Data extracted from a collection:
%%

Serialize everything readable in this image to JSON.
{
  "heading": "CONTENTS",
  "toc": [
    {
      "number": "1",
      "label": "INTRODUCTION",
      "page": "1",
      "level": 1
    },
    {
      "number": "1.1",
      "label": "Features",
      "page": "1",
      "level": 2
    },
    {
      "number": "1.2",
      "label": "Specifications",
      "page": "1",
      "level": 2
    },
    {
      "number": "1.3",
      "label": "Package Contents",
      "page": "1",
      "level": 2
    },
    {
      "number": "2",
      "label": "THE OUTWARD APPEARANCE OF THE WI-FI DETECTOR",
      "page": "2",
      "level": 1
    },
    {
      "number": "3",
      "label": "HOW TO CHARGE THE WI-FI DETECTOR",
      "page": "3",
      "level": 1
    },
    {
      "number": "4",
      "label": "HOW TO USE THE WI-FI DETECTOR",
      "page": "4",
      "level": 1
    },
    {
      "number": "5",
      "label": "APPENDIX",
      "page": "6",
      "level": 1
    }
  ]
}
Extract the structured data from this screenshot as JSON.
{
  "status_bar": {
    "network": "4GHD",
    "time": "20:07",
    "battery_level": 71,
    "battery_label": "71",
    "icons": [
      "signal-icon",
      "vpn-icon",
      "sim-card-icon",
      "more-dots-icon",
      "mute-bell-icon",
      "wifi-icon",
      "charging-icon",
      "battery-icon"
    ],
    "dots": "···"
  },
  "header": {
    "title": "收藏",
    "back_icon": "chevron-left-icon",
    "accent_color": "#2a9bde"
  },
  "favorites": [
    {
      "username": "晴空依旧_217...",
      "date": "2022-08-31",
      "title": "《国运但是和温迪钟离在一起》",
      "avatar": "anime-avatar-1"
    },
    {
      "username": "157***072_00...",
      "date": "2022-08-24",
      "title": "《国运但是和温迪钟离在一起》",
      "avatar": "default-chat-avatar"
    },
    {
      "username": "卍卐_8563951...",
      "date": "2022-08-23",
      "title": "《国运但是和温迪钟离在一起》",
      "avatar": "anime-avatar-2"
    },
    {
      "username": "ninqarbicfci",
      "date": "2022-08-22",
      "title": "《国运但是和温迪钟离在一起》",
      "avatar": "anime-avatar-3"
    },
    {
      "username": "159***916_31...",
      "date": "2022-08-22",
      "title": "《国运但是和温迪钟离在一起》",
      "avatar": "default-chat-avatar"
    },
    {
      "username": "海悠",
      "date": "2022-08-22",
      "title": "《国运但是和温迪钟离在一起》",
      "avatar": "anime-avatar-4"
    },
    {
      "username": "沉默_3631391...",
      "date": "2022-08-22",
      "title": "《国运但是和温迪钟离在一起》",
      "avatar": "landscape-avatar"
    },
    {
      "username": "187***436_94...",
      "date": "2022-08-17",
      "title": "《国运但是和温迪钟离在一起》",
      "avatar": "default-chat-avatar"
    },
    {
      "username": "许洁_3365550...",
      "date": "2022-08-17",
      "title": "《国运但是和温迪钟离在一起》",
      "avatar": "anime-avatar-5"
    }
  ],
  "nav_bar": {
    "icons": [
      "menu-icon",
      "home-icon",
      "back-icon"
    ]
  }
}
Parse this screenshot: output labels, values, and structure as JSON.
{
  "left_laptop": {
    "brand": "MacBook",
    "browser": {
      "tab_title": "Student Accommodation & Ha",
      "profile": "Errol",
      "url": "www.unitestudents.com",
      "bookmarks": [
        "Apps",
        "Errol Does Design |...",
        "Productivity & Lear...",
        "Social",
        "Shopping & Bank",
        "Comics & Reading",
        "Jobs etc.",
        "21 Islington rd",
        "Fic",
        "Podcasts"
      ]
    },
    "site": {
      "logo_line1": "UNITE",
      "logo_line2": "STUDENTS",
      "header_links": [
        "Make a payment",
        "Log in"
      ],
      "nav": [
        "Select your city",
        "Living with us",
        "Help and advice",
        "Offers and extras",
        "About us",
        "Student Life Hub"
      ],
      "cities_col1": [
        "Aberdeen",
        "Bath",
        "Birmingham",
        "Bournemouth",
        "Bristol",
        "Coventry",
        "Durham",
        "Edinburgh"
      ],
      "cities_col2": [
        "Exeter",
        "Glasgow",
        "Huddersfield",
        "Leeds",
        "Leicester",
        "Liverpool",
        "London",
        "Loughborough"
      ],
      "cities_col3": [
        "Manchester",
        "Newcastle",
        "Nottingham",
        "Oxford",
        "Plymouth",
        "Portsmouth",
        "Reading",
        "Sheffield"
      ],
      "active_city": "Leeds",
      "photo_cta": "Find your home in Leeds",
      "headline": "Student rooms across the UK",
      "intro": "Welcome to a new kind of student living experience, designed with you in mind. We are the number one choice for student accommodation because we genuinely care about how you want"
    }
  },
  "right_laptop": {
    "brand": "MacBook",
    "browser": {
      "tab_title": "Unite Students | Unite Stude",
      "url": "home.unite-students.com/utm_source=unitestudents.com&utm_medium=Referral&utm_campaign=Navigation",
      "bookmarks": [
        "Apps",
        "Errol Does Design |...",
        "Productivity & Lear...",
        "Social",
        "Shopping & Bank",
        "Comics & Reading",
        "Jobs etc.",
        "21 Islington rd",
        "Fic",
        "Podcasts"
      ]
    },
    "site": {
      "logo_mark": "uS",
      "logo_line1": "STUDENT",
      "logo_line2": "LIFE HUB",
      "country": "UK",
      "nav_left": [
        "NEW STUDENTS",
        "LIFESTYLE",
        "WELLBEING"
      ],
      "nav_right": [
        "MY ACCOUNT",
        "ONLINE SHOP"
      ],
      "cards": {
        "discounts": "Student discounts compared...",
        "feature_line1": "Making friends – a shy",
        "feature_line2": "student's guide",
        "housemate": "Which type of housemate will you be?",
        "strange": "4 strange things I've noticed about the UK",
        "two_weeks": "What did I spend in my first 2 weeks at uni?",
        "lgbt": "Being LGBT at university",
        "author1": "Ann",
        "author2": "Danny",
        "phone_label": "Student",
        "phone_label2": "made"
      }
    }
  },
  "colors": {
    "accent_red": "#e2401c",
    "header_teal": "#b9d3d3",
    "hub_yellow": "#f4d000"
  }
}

%%

**WHAT TO PRODUCE:**
Transcribe all the entries, keeping each one exactly as it is.

**OUTPUT:**
Serialize everything readable in this image to JSON.
{
  "heading": "CONTENTS",
  "toc": [
    {
      "number": "1",
      "label": "INTRODUCTION",
      "page": "1",
      "level": 1
    },
    {
      "number": "1.1",
      "label": "Features",
      "page": "1",
      "level": 2
    },
    {
      "number": "1.2",
      "label": "Specifications",
      "page": "1",
      "level": 2
    },
    {
      "number": "1.3",
      "label": "Package Contents",
      "page": "1",
      "level": 2
    },
    {
      "number": "2",
      "label": "THE OUTWARD APPEARANCE OF THE WI-FI DETECTOR",
      "page": "2",
      "level": 1
    },
    {
      "number": "3",
      "label": "HOW TO CHARGE THE WI-FI DETECTOR",
      "page": "3",
      "level": 1
    },
    {
      "number": "4",
      "label": "HOW TO USE THE WI-FI DETECTOR",
      "page": "4",
      "level": 1
    },
    {
      "number": "5",
      "label": "APPENDIX",
      "page": "6",
      "level": 1
    }
  ]
}
Extract the structured data from this screenshot as JSON.
{
  "status_bar": {
    "network": "4GHD",
    "time": "20:07",
    "battery_level": 71,
    "battery_label": "71",
    "icons": [
      "signal-icon",
      "vpn-icon",
      "sim-card-icon",
      "more-dots-icon",
      "mute-bell-icon",
      "wifi-icon",
      "charging-icon",
      "battery-icon"
    ],
    "dots": "···"
  },
  "header": {
    "title": "收藏",
    "back_icon": "chevron-left-icon",
    "accent_color": "#2a9bde"
  },
  "favorites": [
    {
      "username": "晴空依旧_217...",
      "date": "2022-08-31",
      "title": "《国运但是和温迪钟离在一起》",
      "avatar": "anime-avatar-1"
    },
    {
      "username": "157***072_00...",
      "date": "2022-08-24",
      "title": "《国运但是和温迪钟离在一起》",
      "avatar": "default-chat-avatar"
    },
    {
      "username": "卍卐_8563951...",
      "date": "2022-08-23",
      "title": "《国运但是和温迪钟离在一起》",
      "avatar": "anime-avatar-2"
    },
    {
      "username": "ninqarbicfci",
      "date": "2022-08-22",
      "title": "《国运但是和温迪钟离在一起》",
      "avatar": "anime-avatar-3"
    },
    {
      "username": "159***916_31...",
      "date": "2022-08-22",
      "title": "《国运但是和温迪钟离在一起》",
      "avatar": "default-chat-avatar"
    },
    {
      "username": "海悠",
      "date": "2022-08-22",
      "title": "《国运但是和温迪钟离在一起》",
      "avatar": "anime-avatar-4"
    },
    {
      "username": "沉默_3631391...",
      "date": "2022-08-22",
      "title": "《国运但是和温迪钟离在一起》",
      "avatar": "landscape-avatar"
    },
    {
      "username": "187***436_94...",
      "date": "2022-08-17",
      "title": "《国运但是和温迪钟离在一起》",
      "avatar": "default-chat-avatar"
    },
    {
      "username": "许洁_3365550...",
      "date": "2022-08-17",
      "title": "《国运但是和温迪钟离在一起》",
      "avatar": "anime-avatar-5"
    }
  ],
  "nav_bar": {
    "icons": [
      "menu-icon",
      "home-icon",
      "back-icon"
    ]
  }
}
Parse this screenshot: output labels, values, and structure as JSON.
{
  "left_laptop": {
    "brand": "MacBook",
    "browser": {
      "tab_title": "Student Accommodation & Ha",
      "profile": "Errol",
      "url": "www.unitestudents.com",
      "bookmarks": [
        "Apps",
        "Errol Does Design |...",
        "Productivity & Lear...",
        "Social",
        "Shopping & Bank",
        "Comics & Reading",
        "Jobs etc.",
        "21 Islington rd",
        "Fic",
        "Podcasts"
      ]
    },
    "site": {
      "logo_line1": "UNITE",
      "logo_line2": "STUDENTS",
      "header_links": [
        "Make a payment",
        "Log in"
      ],
      "nav": [
        "Select your city",
        "Living with us",
        "Help and advice",
        "Offers and extras",
        "About us",
        "Student Life Hub"
      ],
      "cities_col1": [
        "Aberdeen",
        "Bath",
        "Birmingham",
        "Bournemouth",
        "Bristol",
        "Coventry",
        "Durham",
        "Edinburgh"
      ],
      "cities_col2": [
        "Exeter",
        "Glasgow",
        "Huddersfield",
        "Leeds",
        "Leicester",
        "Liverpool",
        "London",
        "Loughborough"
      ],
      "cities_col3": [
        "Manchester",
        "Newcastle",
        "Nottingham",
        "Oxford",
        "Plymouth",
        "Portsmouth",
        "Reading",
        "Sheffield"
      ],
      "active_city": "Leeds",
      "photo_cta": "Find your home in Leeds",
      "headline": "Student rooms across the UK",
      "intro": "Welcome to a new kind of student living experience, designed with you in mind. We are the number one choice for student accommodation because we genuinely care about how you want"
    }
  },
  "right_laptop": {
    "brand": "MacBook",
    "browser": {
      "tab_title": "Unite Students | Unite Stude",
      "url": "home.unite-students.com/utm_source=unitestudents.com&utm_medium=Referral&utm_campaign=Navigation",
      "bookmarks": [
        "Apps",
        "Errol Does Design |...",
        "Productivity & Lear...",
        "Social",
        "Shopping & Bank",
        "Comics & Reading",
        "Jobs etc.",
        "21 Islington rd",
        "Fic",
        "Podcasts"
      ]
    },
    "site": {
      "logo_mark": "uS",
      "logo_line1": "STUDENT",
      "logo_line2": "LIFE HUB",
      "country": "UK",
      "nav_left": [
        "NEW STUDENTS",
        "LIFESTYLE",
        "WELLBEING"
      ],
      "nav_right": [
        "MY ACCOUNT",
        "ONLINE SHOP"
      ],
      "cards": {
        "discounts": "Student discounts compared...",
        "feature_line1": "Making friends – a shy",
        "feature_line2": "student's guide",
        "housemate": "Which type of housemate will you be?",
        "strange": "4 strange things I've noticed about the UK",
        "two_weeks": "What did I spend in my first 2 weeks at uni?",
        "lgbt": "Being LGBT at university",
        "author1": "Ann",
        "author2": "Danny",
        "phone_label": "Student",
        "phone_label2": "made"
      }
    }
  },
  "colors": {
    "accent_red": "#e2401c",
    "header_teal": "#b9d3d3",
    "hub_yellow": "#f4d000"
  }
}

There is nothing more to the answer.